> [REQUIRED TASK]
Report how many lines hold the word "mantissa"; give nothing but the number.

> [INPUT ROWS]

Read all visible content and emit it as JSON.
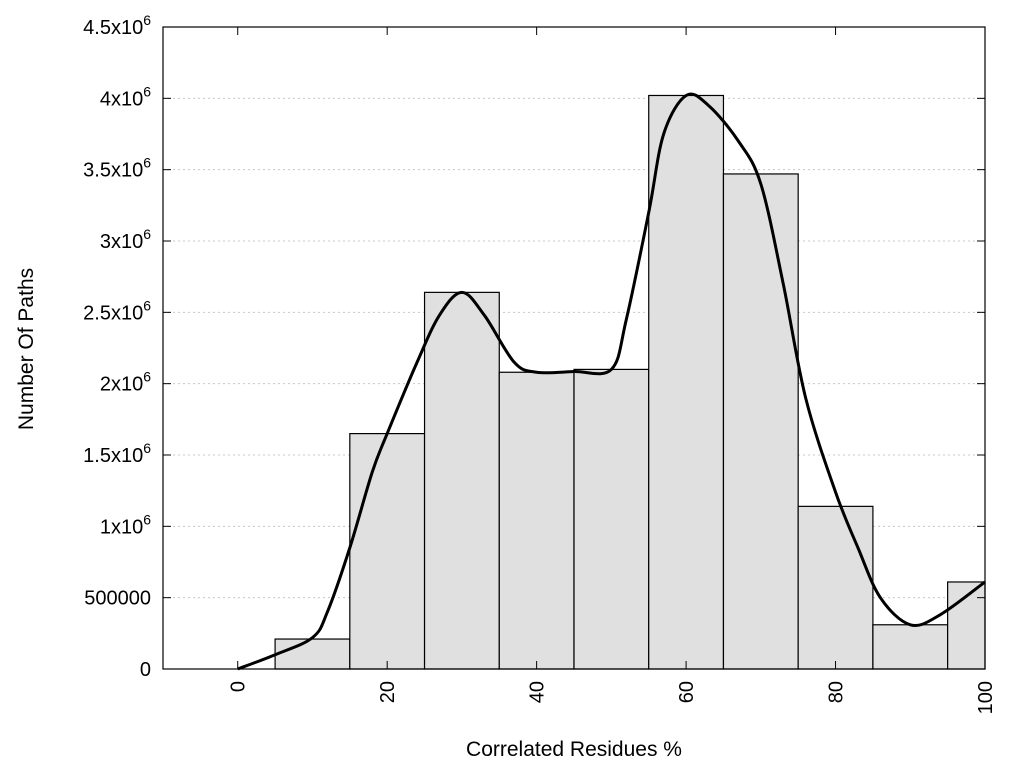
{
  "chart_data": {
    "type": "bar",
    "xlabel": "Correlated Residues %",
    "ylabel": "Number Of Paths",
    "xlim": [
      -10,
      100
    ],
    "ylim": [
      0,
      4500000
    ],
    "grid": true,
    "x_ticks": [
      {
        "value": 0,
        "label": "0"
      },
      {
        "value": 20,
        "label": "20"
      },
      {
        "value": 40,
        "label": "40"
      },
      {
        "value": 60,
        "label": "60"
      },
      {
        "value": 80,
        "label": "80"
      },
      {
        "value": 100,
        "label": "100"
      }
    ],
    "y_ticks": [
      {
        "value": 0,
        "mantissa": "0",
        "exp": ""
      },
      {
        "value": 500000,
        "mantissa": "500000",
        "exp": ""
      },
      {
        "value": 1000000,
        "mantissa": "1x10",
        "exp": "6"
      },
      {
        "value": 1500000,
        "mantissa": "1.5x10",
        "exp": "6"
      },
      {
        "value": 2000000,
        "mantissa": "2x10",
        "exp": "6"
      },
      {
        "value": 2500000,
        "mantissa": "2.5x10",
        "exp": "6"
      },
      {
        "value": 3000000,
        "mantissa": "3x10",
        "exp": "6"
      },
      {
        "value": 3500000,
        "mantissa": "3.5x10",
        "exp": "6"
      },
      {
        "value": 4000000,
        "mantissa": "4x10",
        "exp": "6"
      },
      {
        "value": 4500000,
        "mantissa": "4.5x10",
        "exp": "6"
      }
    ],
    "bin_width": 10,
    "bars": [
      {
        "x": 0,
        "value": 0
      },
      {
        "x": 10,
        "value": 210000
      },
      {
        "x": 20,
        "value": 1650000
      },
      {
        "x": 30,
        "value": 2640000
      },
      {
        "x": 40,
        "value": 2080000
      },
      {
        "x": 50,
        "value": 2100000
      },
      {
        "x": 60,
        "value": 4020000
      },
      {
        "x": 70,
        "value": 3470000
      },
      {
        "x": 80,
        "value": 1140000
      },
      {
        "x": 90,
        "value": 310000
      },
      {
        "x": 100,
        "value": 610000
      }
    ],
    "curve": [
      [
        0,
        0
      ],
      [
        5,
        100000
      ],
      [
        10,
        220000
      ],
      [
        12,
        400000
      ],
      [
        15,
        850000
      ],
      [
        18,
        1380000
      ],
      [
        20,
        1650000
      ],
      [
        24,
        2150000
      ],
      [
        27,
        2480000
      ],
      [
        30,
        2640000
      ],
      [
        33,
        2480000
      ],
      [
        37,
        2150000
      ],
      [
        40,
        2080000
      ],
      [
        45,
        2085000
      ],
      [
        50,
        2100000
      ],
      [
        52,
        2450000
      ],
      [
        55,
        3200000
      ],
      [
        57,
        3750000
      ],
      [
        60,
        4020000
      ],
      [
        63,
        3950000
      ],
      [
        67,
        3700000
      ],
      [
        70,
        3400000
      ],
      [
        73,
        2700000
      ],
      [
        76,
        1900000
      ],
      [
        80,
        1240000
      ],
      [
        83,
        850000
      ],
      [
        86,
        500000
      ],
      [
        90,
        310000
      ],
      [
        94,
        380000
      ],
      [
        100,
        610000
      ]
    ]
  }
}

> [OUTPUT FOR THIS EXERCISE]
10